# Recommended Finish for Fish Tank Cabinet/Stand



## markbb (Dec 9, 2008)

Hello All,

This is my first post here as well and I am looking forward to this community. I an a novice woodworker but am enjoying it immensely. Recently I completed a cabinet that will be used as a stand for a large salt water fish tank. I have a question on a recommended finish/sealer. I have stained the piece with a minwax oil based stain but want to ensure a good sealing finish as this piece will be subject to alot of moisture from the tank systems. This will include some salt water spray. I was thinking of using some danish oil and then a spar urethane as a final seal but thought I would reach out to the board for advice.

Thanks,
Mark


----------



## jerrymayfield (Sep 25, 2004)

Danish oil (mineral spirits- oil-varnish mix) is meant to be applied to bare wood. Spar varnish is long oil varnish(has more oil the normal varnish). If it were me I would apply a coat of shellac-excellent water vapor protection- then 2-3 coats of a regular varnish,sheen of your choice. I probably would have painted it with a good quality paint.

Regards

Jerry


----------



## a1tomo (Dec 3, 2008)

────────────────────

• Exercise tasks
**A.** Write out the part of the fish tank stand finish thread from "## jerrymayfield (Sep" to "(Dec 3, 2008)".
**B.** Answer these questions about the fish tank stand finish thread:
(i) What kind of stain did Mark apply to the cabinet?
(ii) According to Jerry, what is Danish oil a mix of?
(iii) How many coats of regular varnish does Jerry suggest after the shellac?
**C.** Continue the fish tank stand finish thread from where it stops.

• Records provided
────────────────────

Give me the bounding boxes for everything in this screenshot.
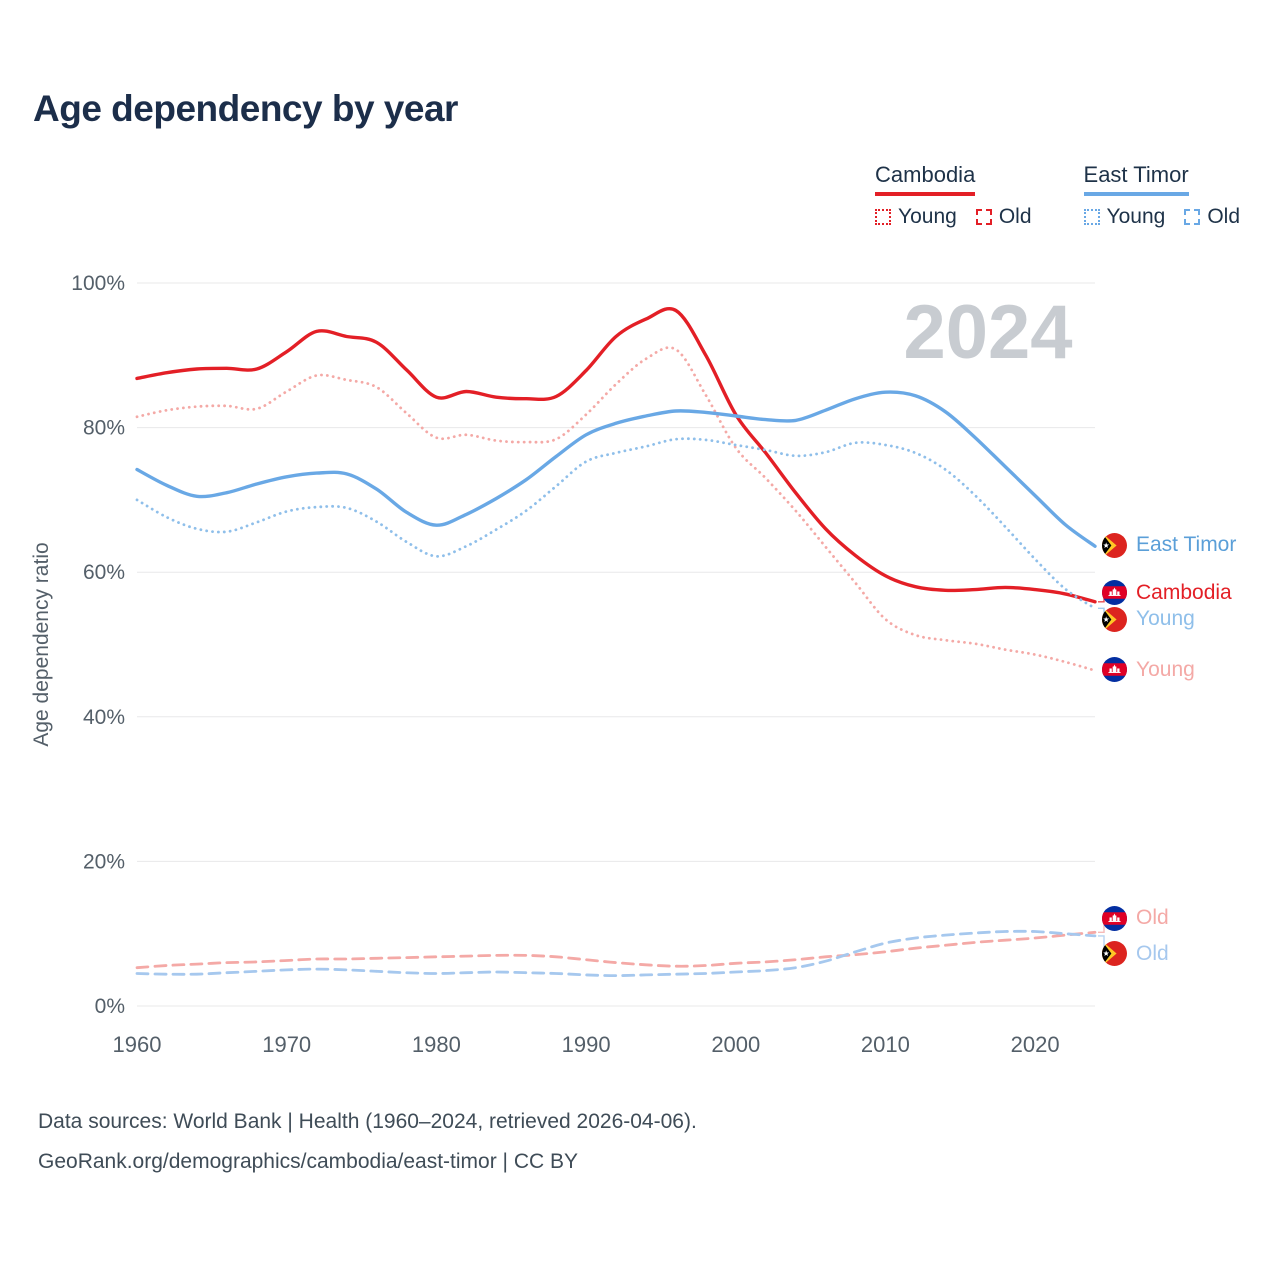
end-label-text: Young: [1136, 607, 1195, 631]
page-title: Age dependency by year: [33, 88, 458, 129]
x-tick-label: 2000: [711, 1032, 760, 1057]
series-end-label-east-timor-young: Young: [1102, 606, 1195, 632]
y-tick-label: 40%: [83, 706, 125, 729]
y-tick-label: 20%: [83, 850, 125, 873]
end-label-text: Old: [1136, 941, 1169, 965]
x-tick-label: 1980: [412, 1032, 461, 1057]
chart-legend: Cambodia Young Old East Timor Young Old: [875, 162, 1240, 229]
end-label-text: Cambodia: [1136, 580, 1232, 604]
series-end-label-east-timor-old: Old: [1102, 941, 1169, 967]
east-timor-flag-icon: [1102, 532, 1127, 558]
y-tick-label: 100%: [71, 272, 125, 295]
cambodia-flag-icon: [1102, 657, 1127, 683]
legend-group-cambodia: Cambodia Young Old: [875, 162, 1032, 229]
x-tick-label: 2020: [1011, 1032, 1060, 1057]
series-end-label-cambodia-total: Cambodia: [1102, 580, 1232, 606]
series-end-label-east-timor-total: East Timor: [1102, 532, 1237, 558]
east-timor-flag-icon: [1102, 606, 1127, 632]
end-label-text: East Timor: [1136, 533, 1237, 557]
series-end-label-cambodia-old: Old: [1102, 905, 1169, 931]
watermark-year: 2024: [903, 290, 1072, 375]
y-axis-title: Age dependency ratio: [30, 542, 53, 746]
cambodia-old-swatch-icon[interactable]: [975, 209, 992, 225]
east-timor-flag-icon: [1102, 941, 1127, 967]
cambodia-flag-icon: [1102, 905, 1127, 931]
x-tick-label: 2010: [861, 1032, 910, 1057]
attribution-line: GeoRank.org/demographics/cambodia/east-t…: [38, 1150, 579, 1173]
cambodia-young-swatch-icon[interactable]: [875, 209, 892, 225]
end-label-text: Young: [1136, 657, 1195, 681]
y-tick-label: 80%: [83, 417, 125, 440]
footer: Data sources: World Bank | Health (1960–…: [38, 1102, 697, 1182]
east-timor-old-swatch-icon[interactable]: [1184, 209, 1201, 225]
data-sources-line: Data sources: World Bank | Health (1960–…: [38, 1110, 697, 1133]
legend-label-east-timor-young[interactable]: Young: [1106, 205, 1166, 228]
legend-label-cambodia-young[interactable]: Young: [898, 205, 957, 228]
x-tick-label: 1960: [113, 1032, 162, 1057]
legend-country-east-timor[interactable]: East Timor: [1083, 162, 1189, 196]
east-timor-young-swatch-icon[interactable]: [1083, 209, 1100, 225]
series-cambodia-young: [135, 346, 1097, 672]
legend-label-cambodia-old[interactable]: Old: [998, 205, 1032, 228]
series-east-timor-total: [135, 390, 1097, 548]
cambodia-flag-icon: [1102, 580, 1127, 606]
y-tick-label: 0%: [95, 995, 125, 1018]
series-end-label-cambodia-young: Young: [1102, 657, 1195, 683]
series-cambodia-total: [135, 306, 1097, 604]
legend-group-east-timor: East Timor Young Old: [1083, 162, 1240, 229]
series-east-timor-old: [135, 929, 1097, 977]
end-label-text: Old: [1136, 906, 1169, 930]
x-tick-label: 1990: [562, 1032, 611, 1057]
legend-country-cambodia[interactable]: Cambodia: [875, 162, 976, 196]
legend-label-east-timor-old[interactable]: Old: [1207, 205, 1240, 228]
y-tick-label: 60%: [83, 561, 125, 584]
series-cambodia-old: [135, 930, 1097, 970]
series-east-timor-young: [135, 437, 1097, 610]
x-tick-label: 1970: [262, 1032, 311, 1057]
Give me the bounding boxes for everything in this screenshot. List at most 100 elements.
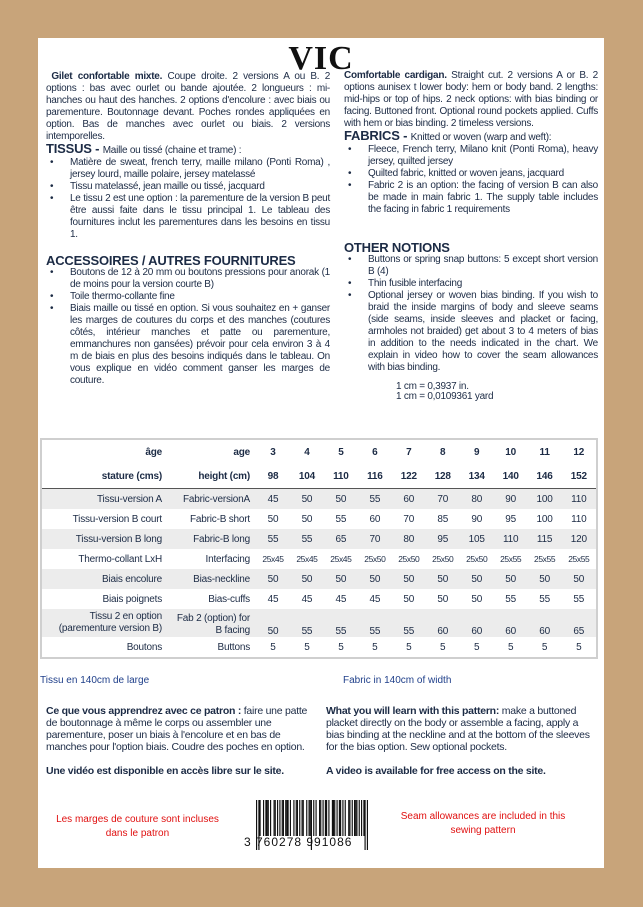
table-cell: 5 xyxy=(576,641,582,653)
barcode-bar xyxy=(333,800,335,836)
barcode-bar xyxy=(355,800,357,836)
barcode-bar xyxy=(286,800,288,836)
table-cell: 50 xyxy=(301,513,313,525)
fr-notions-list: Boutons de 12 à 20 mm ou boutons pressio… xyxy=(46,267,330,387)
en-fabrics-heading: FABRICS - Knitted or woven (warp and wef… xyxy=(344,128,552,143)
list-item: Biais maille ou tissé en option. Si vous… xyxy=(50,303,330,387)
fr-seam-allowance-note: Les marges de couture sont incluses dans… xyxy=(56,814,219,839)
table-cell: 11 xyxy=(539,446,550,458)
table-cell: 50 xyxy=(527,569,562,589)
table-cell: 90 xyxy=(493,488,528,509)
barcode-bar xyxy=(351,800,353,836)
barcode-bar xyxy=(306,800,308,836)
table-row: Biais encolure Bias-neckline 50 50 50 50 50 50 5… xyxy=(41,569,597,589)
row-label-fr: Tissu 2 en option (parementure version B… xyxy=(41,609,168,637)
barcode-bar xyxy=(313,800,315,836)
table-cell: 55 xyxy=(335,513,347,525)
barcode-bar xyxy=(340,800,342,836)
table-cell: 98 xyxy=(256,464,290,489)
table-cell: 50 xyxy=(391,569,426,589)
table-cell: 70 xyxy=(425,488,460,509)
barcode-bar xyxy=(364,800,366,850)
table-cell: 25x45 xyxy=(330,554,352,564)
table-cell: 55 xyxy=(289,529,324,549)
table-row: stature (cms) height (cm) 98 104 110 116 122 12… xyxy=(41,464,597,489)
list-item: Fleece, French terry, Milano knit (Ponti… xyxy=(348,144,598,168)
barcode-bar xyxy=(319,800,321,836)
table-cell: 25x55 xyxy=(568,554,590,564)
list-item: Tissu matelassé, jean maille ou tissé, j… xyxy=(50,181,330,193)
barcode-bar xyxy=(256,800,258,850)
table-cell: 25x50 xyxy=(432,554,454,564)
english-column: Comfortable cardigan. Straight cut. 2 ve… xyxy=(344,70,598,402)
french-column: Gilet confortable mixte. Coupe droite. 2… xyxy=(46,71,330,387)
table-cell: 105 xyxy=(459,529,494,549)
table-cell: 100 xyxy=(527,488,562,509)
table-cell: 9 xyxy=(474,446,480,458)
table-cell: 104 xyxy=(289,464,324,489)
table-cell: 45 xyxy=(301,593,313,605)
table-cell: 50 xyxy=(493,569,528,589)
table-cell: 45 xyxy=(267,593,279,605)
barcode-bar xyxy=(326,800,328,836)
table-cell: 50 xyxy=(403,593,415,605)
pattern-title: VIC xyxy=(288,40,354,77)
table-cell: 45 xyxy=(369,593,381,605)
table-cell: 5 xyxy=(474,641,480,653)
row-label-fr: stature (cms) xyxy=(41,464,168,489)
table-cell: 25x50 xyxy=(466,554,488,564)
list-item: Optional jersey or woven bias binding. I… xyxy=(348,290,598,374)
barcode-bar xyxy=(320,800,322,836)
table-cell: 6 xyxy=(372,446,378,458)
en-video-note: A video is available for free access on … xyxy=(326,765,546,777)
barcode-bar xyxy=(344,800,346,836)
table-cell: 55 xyxy=(256,529,290,549)
table-cell: 50 xyxy=(459,569,494,589)
table-cell: 7 xyxy=(406,446,412,458)
row-label-en: Fab 2 (option) for B facing xyxy=(168,609,256,637)
row-label-en: Interfacing xyxy=(205,553,251,565)
barcode-bar xyxy=(324,800,326,836)
barcode xyxy=(256,800,368,850)
row-label-fr: Thermo-collant LxH xyxy=(78,553,162,565)
table-cell: 50 xyxy=(471,593,483,605)
table-cell: 45 xyxy=(335,593,347,605)
table-cell: 55 xyxy=(357,609,392,637)
pattern-sheet: VIC Gilet confortable mixte. Coupe droit… xyxy=(38,38,604,868)
fr-fabrics-list: Matière de sweat, french terry, maille m… xyxy=(46,157,330,241)
table-cell: 95 xyxy=(425,529,460,549)
table-cell: 5 xyxy=(338,446,344,458)
table-cell: 55 xyxy=(505,593,517,605)
table-row: Tissu-version B court Fabric-B short 50 50 5… xyxy=(41,509,597,529)
table-cell: 25x45 xyxy=(296,554,318,564)
table-cell: 70 xyxy=(357,529,392,549)
row-label-en: age xyxy=(233,446,250,458)
table-cell: 50 xyxy=(323,488,358,509)
row-label-fr: Tissu-version B court xyxy=(72,513,163,525)
barcode-bar xyxy=(273,800,275,836)
row-label-en: Fabric-versionA xyxy=(168,488,256,509)
en-intro: Comfortable cardigan. Straight cut. 2 ve… xyxy=(344,70,598,129)
table-cell: 60 xyxy=(493,609,528,637)
fr-fabrics-heading: TISSUS - Maille ou tissé (chaine et tram… xyxy=(46,141,242,156)
table-cell: 10 xyxy=(505,446,517,458)
table-cell: 60 xyxy=(369,513,381,525)
barcode-bar xyxy=(309,800,311,836)
table-cell: 50 xyxy=(289,569,324,589)
barcode-bar xyxy=(315,800,317,836)
table-cell: 50 xyxy=(323,569,358,589)
barcode-bar xyxy=(295,800,297,836)
en-learn: What you will learn with this pattern: m… xyxy=(326,705,598,777)
barcode-bar xyxy=(363,800,365,836)
barcode-bar xyxy=(348,800,350,836)
table-cell: 60 xyxy=(391,488,426,509)
table-cell: 5 xyxy=(304,641,310,653)
table-cell: 128 xyxy=(425,464,460,489)
table-cell: 12 xyxy=(573,446,585,458)
list-item: Thin fusible interfacing xyxy=(348,278,598,290)
fr-notions-heading: ACCESSOIRES / AUTRES FOURNITURES xyxy=(46,253,296,268)
en-notions-heading: OTHER NOTIONS xyxy=(344,240,450,255)
table-cell: 146 xyxy=(527,464,562,489)
row-label-en: Bias-neckline xyxy=(168,569,256,589)
table-cell: 55 xyxy=(323,609,358,637)
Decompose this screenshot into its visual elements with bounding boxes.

────────────────────

• Task responses
**A.**
## jerrymayfield (Sep 25, 2004)

Danish oil (mineral spirits- oil-varnish mix) is meant to be applied to bare wood. Spar varnish is long oil varnish(has more oil the normal varnish). If it were me I would apply a coat of shellac-excellent water vapor protection- then 2-3 coats of a regular varnish,sheen of your choice. I probably would have painted it with a good quality paint.

Regards

Jerry


----------



## a1tomo (Dec 3, 2008)

**B.**
(i) A Minwax oil-based stain.
(ii) Mineral spirits, oil and varnish.
(iii) Two to three coats.

**C.**
I would try "Wipe-on-poly". Polyurethane by (I think) Minmax. East to apply and comes in gloss or satin. I love it!

Regards, Tom


----------



## chippypah (Dec 24, 2007)

On the one's I make I use a two part plastic coating, very durable and tough. As we no that water and wood do not mix well, and salt water is not good at all. The finish is easy to apply and, looks great when finished.
Cheers
Pete


----------



## harrysin (Jan 15, 2007)

chippypah said:


> On the one's I make I use a two part plastic coating, very durable and tough. As we no that water and wood do not mix well, and salt water is not good at all. The finish is easy to apply and, looks great when finished.
> Cheers
> Pete


Pete is too modest to post a link to one of his fish tanks, so here is one.

http://www.routerforums.com/84850-post1.html

I believe he is in the process of a production run for friends.


----------



## jerrymayfield (Sep 25, 2004)

Would you mind explaining what you mean by a two part plastic finish.

Thanks
Jerry


----------



## markbb (Dec 9, 2008)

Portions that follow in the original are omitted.